TASKS FOR THIS EXERCISE —
(A) In the countable set article, who is the concept attributed to?
(B) Please extend the countable set article past its final line.

= Countable set =

Mathematical set that can be enumerated

A mathematical set is countable if either it is finite or it can be put in one to one correspondence with the set of natural numbers. Equivalently, a set is countable if there exists an injective function from it into the natural numbers; this means that each element in the set may be associated to a unique natural number, or that the elements of the set can be counted one at a time, although the counting may never finish due to an infinite number of elements.

In more technical terms, assuming the axiom of countable choice, a set is countable if its cardinality (the number of elements of the set) is not greater than that of the natural numbers. A countable set that is not finite is said to be countably infinite; for example the set of all natural numbers $\N$ or all rational numbers $\Q$.

The concept is attributed to Georg Cantor, who proved the existence of uncountable sets, that is, sets that are not countable; for example the set of the real numbers $\R$.

==A note on terminology ==
Although the terms "countable" and "countably infinite" as defined here are quite common, the terminology is not universal. An alternative style uses countable to mean what is here called countably infinite, and at most countable to mean what is here called countable.

The terms enumerable and denumerable may also be used, referring to countable and countably infinite, respectively. Definitions vary and care is needed respecting the difference with recursively enumerable.

==Definition==

A set $S$ is countable if:
- Its cardinality $|S|$ is less than or equal to $\aleph_0$ (aleph-null), the cardinality of the set of natural numbers $\N$.
- There exists an injective function from $S$ to $\N$.
- $S$ is empty or there exists a surjective function from $\N$ to $S$.
- There exists a bijective mapping between $S$ and a subset of $\N$.

Coordinate annotation records
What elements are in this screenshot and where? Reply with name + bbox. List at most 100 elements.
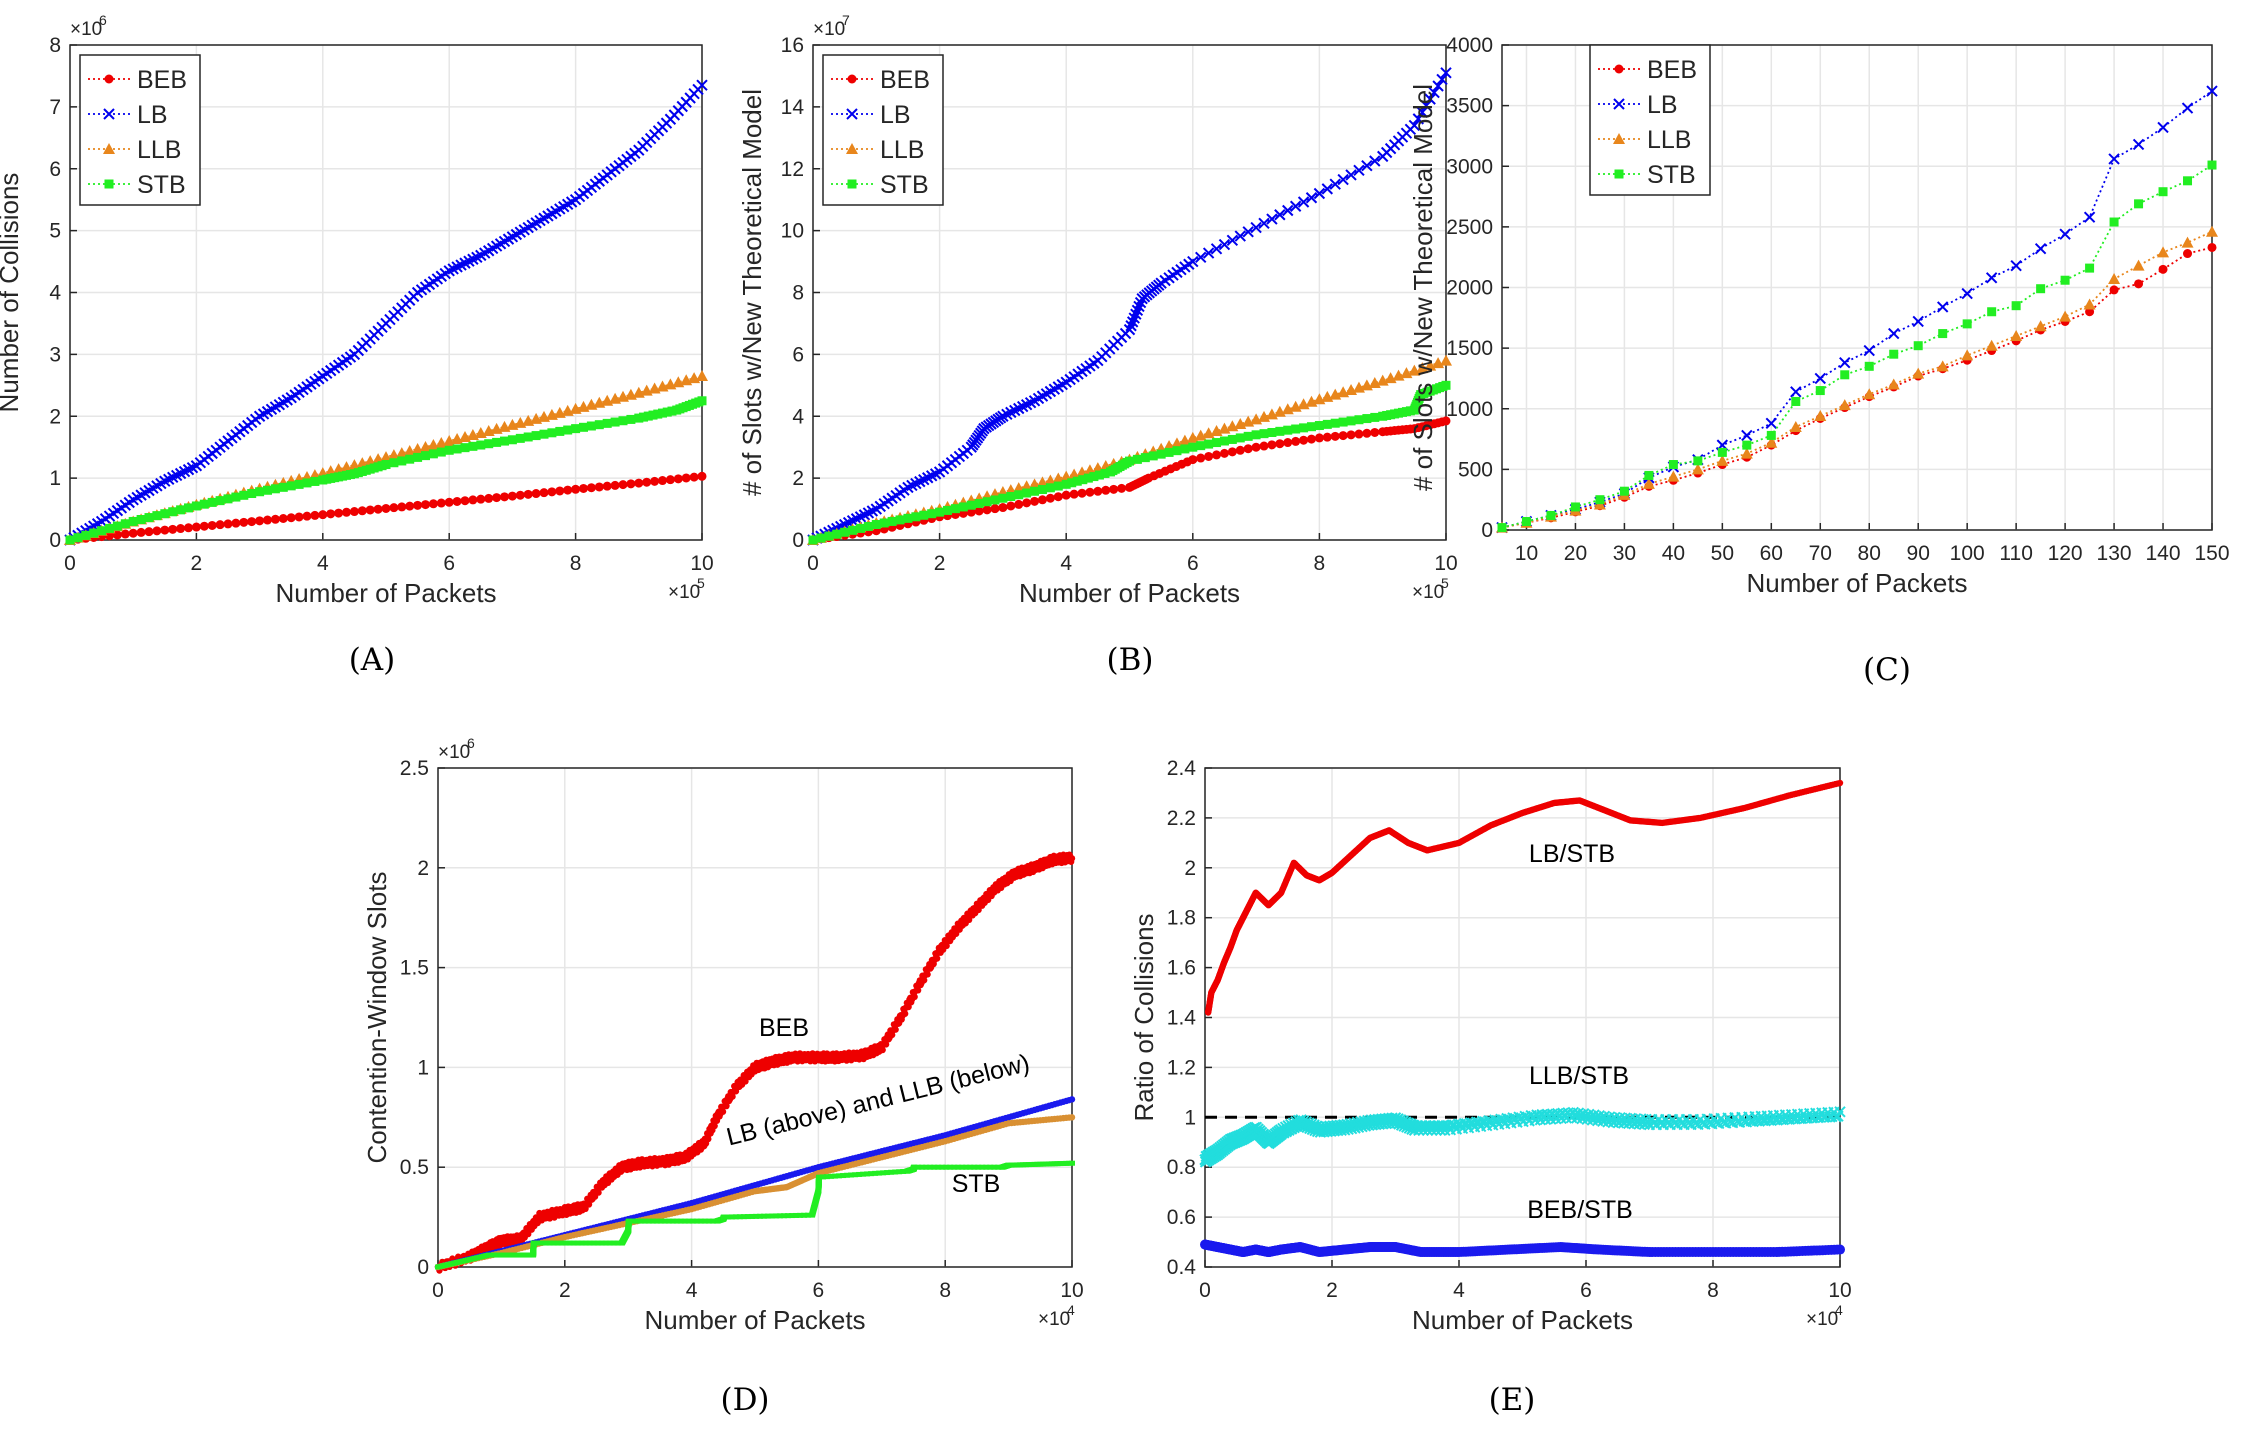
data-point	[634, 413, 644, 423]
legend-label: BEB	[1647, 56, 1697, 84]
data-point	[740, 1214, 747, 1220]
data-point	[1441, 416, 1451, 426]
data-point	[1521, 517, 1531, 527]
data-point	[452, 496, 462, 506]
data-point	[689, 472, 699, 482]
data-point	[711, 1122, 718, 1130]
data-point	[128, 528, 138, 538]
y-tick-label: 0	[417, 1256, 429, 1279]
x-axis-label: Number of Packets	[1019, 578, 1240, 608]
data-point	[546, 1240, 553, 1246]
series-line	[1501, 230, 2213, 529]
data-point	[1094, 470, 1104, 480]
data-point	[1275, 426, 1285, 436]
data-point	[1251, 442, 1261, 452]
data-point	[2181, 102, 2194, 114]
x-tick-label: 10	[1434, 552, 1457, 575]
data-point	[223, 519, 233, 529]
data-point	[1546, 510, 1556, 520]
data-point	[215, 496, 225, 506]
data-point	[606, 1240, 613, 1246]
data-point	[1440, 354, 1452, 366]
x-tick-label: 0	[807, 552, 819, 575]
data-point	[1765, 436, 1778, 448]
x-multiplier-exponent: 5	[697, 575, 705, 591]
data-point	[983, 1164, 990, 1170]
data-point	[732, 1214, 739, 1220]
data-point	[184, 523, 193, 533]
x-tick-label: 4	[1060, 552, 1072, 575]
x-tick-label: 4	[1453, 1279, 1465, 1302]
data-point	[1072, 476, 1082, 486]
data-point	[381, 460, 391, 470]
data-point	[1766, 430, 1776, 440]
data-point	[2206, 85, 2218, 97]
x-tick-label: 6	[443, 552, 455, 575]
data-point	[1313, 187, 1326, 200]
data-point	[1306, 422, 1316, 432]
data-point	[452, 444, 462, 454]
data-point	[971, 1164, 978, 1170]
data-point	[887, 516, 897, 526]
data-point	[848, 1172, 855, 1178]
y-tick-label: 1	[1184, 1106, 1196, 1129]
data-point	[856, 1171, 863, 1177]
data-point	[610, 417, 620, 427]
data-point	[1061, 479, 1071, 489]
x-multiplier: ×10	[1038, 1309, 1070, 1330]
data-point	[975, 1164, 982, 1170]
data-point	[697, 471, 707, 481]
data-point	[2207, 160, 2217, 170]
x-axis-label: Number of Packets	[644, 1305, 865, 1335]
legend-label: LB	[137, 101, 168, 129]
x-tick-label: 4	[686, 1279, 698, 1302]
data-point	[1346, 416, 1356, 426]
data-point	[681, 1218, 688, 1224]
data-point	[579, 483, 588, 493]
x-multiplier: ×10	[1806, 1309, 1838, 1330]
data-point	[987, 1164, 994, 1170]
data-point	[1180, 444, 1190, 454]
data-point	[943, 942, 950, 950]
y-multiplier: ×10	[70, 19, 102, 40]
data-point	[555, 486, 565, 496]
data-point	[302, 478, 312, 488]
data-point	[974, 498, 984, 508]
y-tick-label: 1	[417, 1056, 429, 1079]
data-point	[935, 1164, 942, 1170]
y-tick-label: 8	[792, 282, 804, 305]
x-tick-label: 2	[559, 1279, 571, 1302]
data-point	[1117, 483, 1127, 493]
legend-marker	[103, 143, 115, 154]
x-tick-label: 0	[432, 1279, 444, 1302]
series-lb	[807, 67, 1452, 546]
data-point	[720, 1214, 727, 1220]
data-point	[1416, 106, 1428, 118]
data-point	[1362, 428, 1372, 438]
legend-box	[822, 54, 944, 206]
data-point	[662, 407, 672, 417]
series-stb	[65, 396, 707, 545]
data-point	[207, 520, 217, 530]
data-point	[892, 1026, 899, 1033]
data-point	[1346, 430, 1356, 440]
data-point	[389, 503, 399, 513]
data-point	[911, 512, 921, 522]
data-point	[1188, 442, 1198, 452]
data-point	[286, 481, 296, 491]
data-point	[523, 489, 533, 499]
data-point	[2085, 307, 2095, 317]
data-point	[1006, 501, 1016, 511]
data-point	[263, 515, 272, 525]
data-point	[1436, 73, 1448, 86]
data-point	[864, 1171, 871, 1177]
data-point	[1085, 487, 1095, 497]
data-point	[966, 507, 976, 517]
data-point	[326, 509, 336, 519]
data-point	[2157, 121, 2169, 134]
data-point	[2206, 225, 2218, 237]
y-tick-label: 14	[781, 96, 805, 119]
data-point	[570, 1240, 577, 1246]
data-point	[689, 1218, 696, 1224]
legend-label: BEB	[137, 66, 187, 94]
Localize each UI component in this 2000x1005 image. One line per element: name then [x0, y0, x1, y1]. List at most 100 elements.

SET OF ANSWERS —
(A) Georg Cantor

(B)
- $S$ is either finite ($|S|<\aleph_0$) or countably infinite.
All of these definitions are equivalent.

A set $S$ is countably infinite if:
- Its cardinality $|S|$ is exactly $\aleph_0$.
- There is an injective and surjective (and therefore bijective) mapping between $S$ and $\N$.
- $S$ has a one-to-one correspondence with $\N$.
- The elements of $S$ can be arranged in an infinite sequence $a_0, a_1, a_2, \ldots$, where $a_i$ is distinct from $a_j$ for $i\neq j$ and every element of $S$ is listed.

A set is uncountable if it is not countable, i.e. its cardinality is strictly greater than $\aleph_0$. That is, there is an injection from $\N$ to $S$, but no injection from $S$ to $\N$. In models where the axiom of choice fails, there might also be sets which are incomparable to $\N$, the so-called Dedekind finite infinite sets.

==History==
In 1874, in his first set theory article, Cantor proved that the set of real numbers is uncountable, thus showing that not all infinite sets are countable. In 1878, he used one-to-one correspondences to define and compare cardinalities. In 1883, he extended the natural numbers with his infinite ordinals, and used sets of ordinals to produce an infinity of sets having different infinite cardinalities.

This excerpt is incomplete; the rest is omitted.